-- BEGIN Material supplied --
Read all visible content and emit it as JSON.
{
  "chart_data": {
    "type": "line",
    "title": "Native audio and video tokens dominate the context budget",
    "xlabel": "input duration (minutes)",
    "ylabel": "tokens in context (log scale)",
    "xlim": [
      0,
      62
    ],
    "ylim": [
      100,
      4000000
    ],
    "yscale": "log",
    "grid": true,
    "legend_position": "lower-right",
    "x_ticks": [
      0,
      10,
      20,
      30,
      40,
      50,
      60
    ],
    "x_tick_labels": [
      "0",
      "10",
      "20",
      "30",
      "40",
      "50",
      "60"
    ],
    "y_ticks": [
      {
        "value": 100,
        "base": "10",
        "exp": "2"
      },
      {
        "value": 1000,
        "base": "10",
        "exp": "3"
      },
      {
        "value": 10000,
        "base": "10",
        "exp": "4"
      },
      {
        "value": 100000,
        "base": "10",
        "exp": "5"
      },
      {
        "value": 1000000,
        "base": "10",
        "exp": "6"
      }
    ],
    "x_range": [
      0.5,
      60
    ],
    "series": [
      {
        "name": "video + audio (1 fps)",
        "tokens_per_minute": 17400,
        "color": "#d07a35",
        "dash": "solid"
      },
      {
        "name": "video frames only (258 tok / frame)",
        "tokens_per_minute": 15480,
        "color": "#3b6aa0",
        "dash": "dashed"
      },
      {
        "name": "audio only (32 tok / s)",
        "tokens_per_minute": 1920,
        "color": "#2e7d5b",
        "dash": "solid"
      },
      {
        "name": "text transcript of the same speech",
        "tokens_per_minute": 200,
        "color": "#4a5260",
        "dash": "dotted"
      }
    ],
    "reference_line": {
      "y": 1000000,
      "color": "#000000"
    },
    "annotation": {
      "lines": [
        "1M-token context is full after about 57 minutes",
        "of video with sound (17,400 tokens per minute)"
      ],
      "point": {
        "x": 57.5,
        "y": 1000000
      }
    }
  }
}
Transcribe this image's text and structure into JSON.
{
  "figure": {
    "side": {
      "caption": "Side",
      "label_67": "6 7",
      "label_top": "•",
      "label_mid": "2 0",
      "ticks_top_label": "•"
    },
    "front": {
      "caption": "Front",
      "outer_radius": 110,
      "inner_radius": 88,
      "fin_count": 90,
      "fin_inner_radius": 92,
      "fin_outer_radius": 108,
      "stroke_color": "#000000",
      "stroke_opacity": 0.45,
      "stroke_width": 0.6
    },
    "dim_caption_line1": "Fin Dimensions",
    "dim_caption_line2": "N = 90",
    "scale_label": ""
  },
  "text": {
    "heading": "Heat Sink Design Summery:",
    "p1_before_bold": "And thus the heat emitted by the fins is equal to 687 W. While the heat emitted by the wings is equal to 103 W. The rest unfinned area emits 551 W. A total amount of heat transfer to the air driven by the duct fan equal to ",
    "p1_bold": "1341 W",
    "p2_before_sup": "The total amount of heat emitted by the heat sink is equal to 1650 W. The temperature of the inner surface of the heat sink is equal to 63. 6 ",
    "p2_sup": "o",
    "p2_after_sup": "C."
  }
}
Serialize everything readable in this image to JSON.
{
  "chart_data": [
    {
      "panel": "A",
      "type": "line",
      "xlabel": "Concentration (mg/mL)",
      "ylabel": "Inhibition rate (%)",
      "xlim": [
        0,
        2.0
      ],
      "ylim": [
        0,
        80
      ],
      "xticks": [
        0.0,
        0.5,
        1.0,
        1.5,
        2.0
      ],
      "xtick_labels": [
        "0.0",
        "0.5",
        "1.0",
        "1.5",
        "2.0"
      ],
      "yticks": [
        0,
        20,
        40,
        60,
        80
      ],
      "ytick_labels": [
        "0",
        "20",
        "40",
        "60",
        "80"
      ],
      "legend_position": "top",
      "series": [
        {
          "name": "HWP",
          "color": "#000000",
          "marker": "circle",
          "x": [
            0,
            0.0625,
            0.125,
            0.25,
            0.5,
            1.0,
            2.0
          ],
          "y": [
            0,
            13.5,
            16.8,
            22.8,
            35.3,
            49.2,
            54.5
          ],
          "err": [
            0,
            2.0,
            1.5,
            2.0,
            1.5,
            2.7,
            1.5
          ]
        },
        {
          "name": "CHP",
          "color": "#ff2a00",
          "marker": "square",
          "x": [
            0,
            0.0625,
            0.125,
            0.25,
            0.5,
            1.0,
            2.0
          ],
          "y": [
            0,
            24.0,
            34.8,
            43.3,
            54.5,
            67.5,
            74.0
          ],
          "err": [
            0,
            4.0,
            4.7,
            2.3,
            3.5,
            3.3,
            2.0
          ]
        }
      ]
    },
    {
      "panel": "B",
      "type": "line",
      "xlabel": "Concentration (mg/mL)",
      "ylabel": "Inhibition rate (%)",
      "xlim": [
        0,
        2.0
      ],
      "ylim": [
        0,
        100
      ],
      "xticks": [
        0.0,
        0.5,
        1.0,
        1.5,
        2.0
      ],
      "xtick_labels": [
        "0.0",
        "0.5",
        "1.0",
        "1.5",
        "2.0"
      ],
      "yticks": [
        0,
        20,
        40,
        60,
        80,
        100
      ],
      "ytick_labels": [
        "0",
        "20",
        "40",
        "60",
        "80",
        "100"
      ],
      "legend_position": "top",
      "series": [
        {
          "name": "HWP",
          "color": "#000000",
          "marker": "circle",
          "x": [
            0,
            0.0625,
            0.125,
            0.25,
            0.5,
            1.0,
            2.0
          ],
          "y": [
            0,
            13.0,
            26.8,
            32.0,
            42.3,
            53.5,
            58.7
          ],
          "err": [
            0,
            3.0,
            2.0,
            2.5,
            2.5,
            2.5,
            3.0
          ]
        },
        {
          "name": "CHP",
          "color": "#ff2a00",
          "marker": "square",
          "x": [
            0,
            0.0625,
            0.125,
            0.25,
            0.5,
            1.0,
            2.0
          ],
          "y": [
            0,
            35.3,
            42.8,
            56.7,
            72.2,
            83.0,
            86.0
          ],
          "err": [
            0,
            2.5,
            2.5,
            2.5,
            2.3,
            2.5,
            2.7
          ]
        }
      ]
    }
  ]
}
-- END Material supplied --
**Your instructions:**
Nothing should be left out: return all of the records exactly.

**Solution to the problem:**
Read all visible content and emit it as JSON.
{
  "chart_data": {
    "type": "line",
    "title": "Native audio and video tokens dominate the context budget",
    "xlabel": "input duration (minutes)",
    "ylabel": "tokens in context (log scale)",
    "xlim": [
      0,
      62
    ],
    "ylim": [
      100,
      4000000
    ],
    "yscale": "log",
    "grid": true,
    "legend_position": "lower-right",
    "x_ticks": [
      0,
      10,
      20,
      30,
      40,
      50,
      60
    ],
    "x_tick_labels": [
      "0",
      "10",
      "20",
      "30",
      "40",
      "50",
      "60"
    ],
    "y_ticks": [
      {
        "value": 100,
        "base": "10",
        "exp": "2"
      },
      {
        "value": 1000,
        "base": "10",
        "exp": "3"
      },
      {
        "value": 10000,
        "base": "10",
        "exp": "4"
      },
      {
        "value": 100000,
        "base": "10",
        "exp": "5"
      },
      {
        "value": 1000000,
        "base": "10",
        "exp": "6"
      }
    ],
    "x_range": [
      0.5,
      60
    ],
    "series": [
      {
        "name": "video + audio (1 fps)",
        "tokens_per_minute": 17400,
        "color": "#d07a35",
        "dash": "solid"
      },
      {
        "name": "video frames only (258 tok / frame)",
        "tokens_per_minute": 15480,
        "color": "#3b6aa0",
        "dash": "dashed"
      },
      {
        "name": "audio only (32 tok / s)",
        "tokens_per_minute": 1920,
        "color": "#2e7d5b",
        "dash": "solid"
      },
      {
        "name": "text transcript of the same speech",
        "tokens_per_minute": 200,
        "color": "#4a5260",
        "dash": "dotted"
      }
    ],
    "reference_line": {
      "y": 1000000,
      "color": "#000000"
    },
    "annotation": {
      "lines": [
        "1M-token context is full after about 57 minutes",
        "of video with sound (17,400 tokens per minute)"
      ],
      "point": {
        "x": 57.5,
        "y": 1000000
      }
    }
  }
}
Transcribe this image's text and structure into JSON.
{
  "figure": {
    "side": {
      "caption": "Side",
      "label_67": "6 7",
      "label_top": "•",
      "label_mid": "2 0",
      "ticks_top_label": "•"
    },
    "front": {
      "caption": "Front",
      "outer_radius": 110,
      "inner_radius": 88,
      "fin_count": 90,
      "fin_inner_radius": 92,
      "fin_outer_radius": 108,
      "stroke_color": "#000000",
      "stroke_opacity": 0.45,
      "stroke_width": 0.6
    },
    "dim_caption_line1": "Fin Dimensions",
    "dim_caption_line2": "N = 90",
    "scale_label": ""
  },
  "text": {
    "heading": "Heat Sink Design Summery:",
    "p1_before_bold": "And thus the heat emitted by the fins is equal to 687 W. While the heat emitted by the wings is equal to 103 W. The rest unfinned area emits 551 W. A total amount of heat transfer to the air driven by the duct fan equal to ",
    "p1_bold": "1341 W",
    "p2_before_sup": "The total amount of heat emitted by the heat sink is equal to 1650 W. The temperature of the inner surface of the heat sink is equal to 63. 6 ",
    "p2_sup": "o",
    "p2_after_sup": "C."
  }
}
Serialize everything readable in this image to JSON.
{
  "chart_data": [
    {
      "panel": "A",
      "type": "line",
      "xlabel": "Concentration (mg/mL)",
      "ylabel": "Inhibition rate (%)",
      "xlim": [
        0,
        2.0
      ],
      "ylim": [
        0,
        80
      ],
      "xticks": [
        0.0,
        0.5,
        1.0,
        1.5,
        2.0
      ],
      "xtick_labels": [
        "0.0",
        "0.5",
        "1.0",
        "1.5",
        "2.0"
      ],
      "yticks": [
        0,
        20,
        40,
        60,
        80
      ],
      "ytick_labels": [
        "0",
        "20",
        "40",
        "60",
        "80"
      ],
      "legend_position": "top",
      "series": [
        {
          "name": "HWP",
          "color": "#000000",
          "marker": "circle",
          "x": [
            0,
            0.0625,
            0.125,
            0.25,
            0.5,
            1.0,
            2.0
          ],
          "y": [
            0,
            13.5,
            16.8,
            22.8,
            35.3,
            49.2,
            54.5
          ],
          "err": [
            0,
            2.0,
            1.5,
            2.0,
            1.5,
            2.7,
            1.5
          ]
        },
        {
          "name": "CHP",
          "color": "#ff2a00",
          "marker": "square",
          "x": [
            0,
            0.0625,
            0.125,
            0.25,
            0.5,
            1.0,
            2.0
          ],
          "y": [
            0,
            24.0,
            34.8,
            43.3,
            54.5,
            67.5,
            74.0
          ],
          "err": [
            0,
            4.0,
            4.7,
            2.3,
            3.5,
            3.3,
            2.0
          ]
        }
      ]
    },
    {
      "panel": "B",
      "type": "line",
      "xlabel": "Concentration (mg/mL)",
      "ylabel": "Inhibition rate (%)",
      "xlim": [
        0,
        2.0
      ],
      "ylim": [
        0,
        100
      ],
      "xticks": [
        0.0,
        0.5,
        1.0,
        1.5,
        2.0
      ],
      "xtick_labels": [
        "0.0",
        "0.5",
        "1.0",
        "1.5",
        "2.0"
      ],
      "yticks": [
        0,
        20,
        40,
        60,
        80,
        100
      ],
      "ytick_labels": [
        "0",
        "20",
        "40",
        "60",
        "80",
        "100"
      ],
      "legend_position": "top",
      "series": [
        {
          "name": "HWP",
          "color": "#000000",
          "marker": "circle",
          "x": [
            0,
            0.0625,
            0.125,
            0.25,
            0.5,
            1.0,
            2.0
          ],
          "y": [
            0,
            13.0,
            26.8,
            32.0,
            42.3,
            53.5,
            58.7
          ],
          "err": [
            0,
            3.0,
            2.0,
            2.5,
            2.5,
            2.5,
            3.0
          ]
        },
        {
          "name": "CHP",
          "color": "#ff2a00",
          "marker": "square",
          "x": [
            0,
            0.0625,
            0.125,
            0.25,
            0.5,
            1.0,
            2.0
          ],
          "y": [
            0,
            35.3,
            42.8,
            56.7,
            72.2,
            83.0,
            86.0
          ],
          "err": [
            0,
            2.5,
            2.5,
            2.5,
            2.3,
            2.5,
            2.7
          ]
        }
      ]
    }
  ]
}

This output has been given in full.